Update everything from the start of the data down to the line with "value-cell[interactable]: 13% [854, 417, 974, 453]" by changing "value-cell" to "data-cell", and leave everything else the same.
## START
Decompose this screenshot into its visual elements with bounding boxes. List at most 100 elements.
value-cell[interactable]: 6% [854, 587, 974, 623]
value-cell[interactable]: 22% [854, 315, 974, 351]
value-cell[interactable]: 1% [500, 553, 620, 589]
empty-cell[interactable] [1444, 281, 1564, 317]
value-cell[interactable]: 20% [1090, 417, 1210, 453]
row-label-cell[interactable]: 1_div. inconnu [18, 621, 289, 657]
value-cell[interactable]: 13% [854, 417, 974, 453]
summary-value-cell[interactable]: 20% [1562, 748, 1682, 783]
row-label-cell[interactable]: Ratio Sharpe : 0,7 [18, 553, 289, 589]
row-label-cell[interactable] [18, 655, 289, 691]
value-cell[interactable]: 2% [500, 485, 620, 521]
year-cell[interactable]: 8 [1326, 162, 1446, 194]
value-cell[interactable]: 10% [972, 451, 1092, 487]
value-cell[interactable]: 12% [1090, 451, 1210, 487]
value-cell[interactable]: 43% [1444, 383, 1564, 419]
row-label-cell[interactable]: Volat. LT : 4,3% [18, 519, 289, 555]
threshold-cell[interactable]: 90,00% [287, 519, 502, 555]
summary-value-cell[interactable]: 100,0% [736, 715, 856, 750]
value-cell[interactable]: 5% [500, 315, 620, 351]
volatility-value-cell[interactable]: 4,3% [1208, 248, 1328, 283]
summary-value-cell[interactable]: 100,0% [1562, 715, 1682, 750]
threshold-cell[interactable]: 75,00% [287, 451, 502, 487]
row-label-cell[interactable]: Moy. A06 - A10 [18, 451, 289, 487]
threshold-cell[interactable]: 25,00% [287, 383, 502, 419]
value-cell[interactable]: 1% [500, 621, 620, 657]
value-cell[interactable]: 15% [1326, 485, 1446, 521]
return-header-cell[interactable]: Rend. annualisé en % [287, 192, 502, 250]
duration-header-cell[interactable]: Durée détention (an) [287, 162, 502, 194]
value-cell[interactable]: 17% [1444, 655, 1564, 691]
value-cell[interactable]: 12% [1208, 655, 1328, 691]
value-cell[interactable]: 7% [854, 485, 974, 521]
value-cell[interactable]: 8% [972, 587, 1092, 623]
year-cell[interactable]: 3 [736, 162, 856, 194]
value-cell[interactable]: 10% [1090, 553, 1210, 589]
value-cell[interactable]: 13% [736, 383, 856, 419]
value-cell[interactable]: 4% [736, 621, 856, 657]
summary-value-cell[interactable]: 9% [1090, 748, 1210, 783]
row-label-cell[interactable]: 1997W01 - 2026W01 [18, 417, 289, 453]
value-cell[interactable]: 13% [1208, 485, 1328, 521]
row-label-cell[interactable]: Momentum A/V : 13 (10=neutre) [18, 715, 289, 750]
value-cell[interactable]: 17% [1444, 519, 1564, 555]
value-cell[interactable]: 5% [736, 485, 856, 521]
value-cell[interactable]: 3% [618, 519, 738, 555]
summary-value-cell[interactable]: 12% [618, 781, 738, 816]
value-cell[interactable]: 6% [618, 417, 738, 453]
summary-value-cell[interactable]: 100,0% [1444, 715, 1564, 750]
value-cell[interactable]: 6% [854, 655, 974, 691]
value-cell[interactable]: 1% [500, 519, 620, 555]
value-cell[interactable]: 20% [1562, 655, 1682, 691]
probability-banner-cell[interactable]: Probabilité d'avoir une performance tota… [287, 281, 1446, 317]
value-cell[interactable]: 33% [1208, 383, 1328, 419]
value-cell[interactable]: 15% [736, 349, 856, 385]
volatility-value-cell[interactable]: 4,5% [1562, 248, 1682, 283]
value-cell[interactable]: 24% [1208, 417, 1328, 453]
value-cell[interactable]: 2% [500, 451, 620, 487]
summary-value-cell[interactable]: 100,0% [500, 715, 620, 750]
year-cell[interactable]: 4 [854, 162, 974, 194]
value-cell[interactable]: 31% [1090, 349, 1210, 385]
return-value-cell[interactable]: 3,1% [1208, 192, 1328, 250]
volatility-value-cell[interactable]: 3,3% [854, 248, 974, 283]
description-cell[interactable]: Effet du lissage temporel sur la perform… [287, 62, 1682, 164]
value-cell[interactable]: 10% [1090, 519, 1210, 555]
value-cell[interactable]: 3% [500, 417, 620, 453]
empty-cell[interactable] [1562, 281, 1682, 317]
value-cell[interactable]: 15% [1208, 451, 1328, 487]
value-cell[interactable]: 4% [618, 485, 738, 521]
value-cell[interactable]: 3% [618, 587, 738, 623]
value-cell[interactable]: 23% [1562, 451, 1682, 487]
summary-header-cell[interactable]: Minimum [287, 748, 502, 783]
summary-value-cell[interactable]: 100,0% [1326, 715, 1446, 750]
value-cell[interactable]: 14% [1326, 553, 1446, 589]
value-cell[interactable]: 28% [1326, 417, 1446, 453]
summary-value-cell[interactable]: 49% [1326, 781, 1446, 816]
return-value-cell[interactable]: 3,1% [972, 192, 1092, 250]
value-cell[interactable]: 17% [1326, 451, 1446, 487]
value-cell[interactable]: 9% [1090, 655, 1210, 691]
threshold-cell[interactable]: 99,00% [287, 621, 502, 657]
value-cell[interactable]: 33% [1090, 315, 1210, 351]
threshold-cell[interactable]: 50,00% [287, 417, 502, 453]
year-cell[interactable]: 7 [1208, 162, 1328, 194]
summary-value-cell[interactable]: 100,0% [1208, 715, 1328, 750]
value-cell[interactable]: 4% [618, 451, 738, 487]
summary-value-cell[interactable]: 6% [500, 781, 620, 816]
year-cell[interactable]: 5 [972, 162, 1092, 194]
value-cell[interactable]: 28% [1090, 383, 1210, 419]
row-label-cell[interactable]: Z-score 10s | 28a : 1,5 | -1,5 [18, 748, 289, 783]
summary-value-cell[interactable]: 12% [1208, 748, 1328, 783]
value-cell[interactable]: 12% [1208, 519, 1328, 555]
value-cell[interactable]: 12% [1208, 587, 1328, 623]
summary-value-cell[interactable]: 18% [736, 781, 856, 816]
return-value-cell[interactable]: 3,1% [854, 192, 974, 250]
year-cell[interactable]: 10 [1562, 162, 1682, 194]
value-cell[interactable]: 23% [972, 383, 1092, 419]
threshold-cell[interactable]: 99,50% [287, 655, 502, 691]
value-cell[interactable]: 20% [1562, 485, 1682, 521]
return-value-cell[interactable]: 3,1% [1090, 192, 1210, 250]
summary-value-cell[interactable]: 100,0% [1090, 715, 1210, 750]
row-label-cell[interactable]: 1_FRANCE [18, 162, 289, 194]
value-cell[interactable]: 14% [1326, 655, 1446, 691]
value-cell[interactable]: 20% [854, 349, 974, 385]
## END
| SOLUTION FOR THIS PROBLEM |
Decompose this screenshot into its visual elements with bounding boxes. List at most 100 elements.
data-cell[interactable]: 6% [854, 587, 974, 623]
data-cell[interactable]: 22% [854, 315, 974, 351]
data-cell[interactable]: 1% [500, 553, 620, 589]
empty-cell[interactable] [1444, 281, 1564, 317]
data-cell[interactable]: 20% [1090, 417, 1210, 453]
row-label-cell[interactable]: 1_div. inconnu [18, 621, 289, 657]
data-cell[interactable]: 13% [854, 417, 974, 453]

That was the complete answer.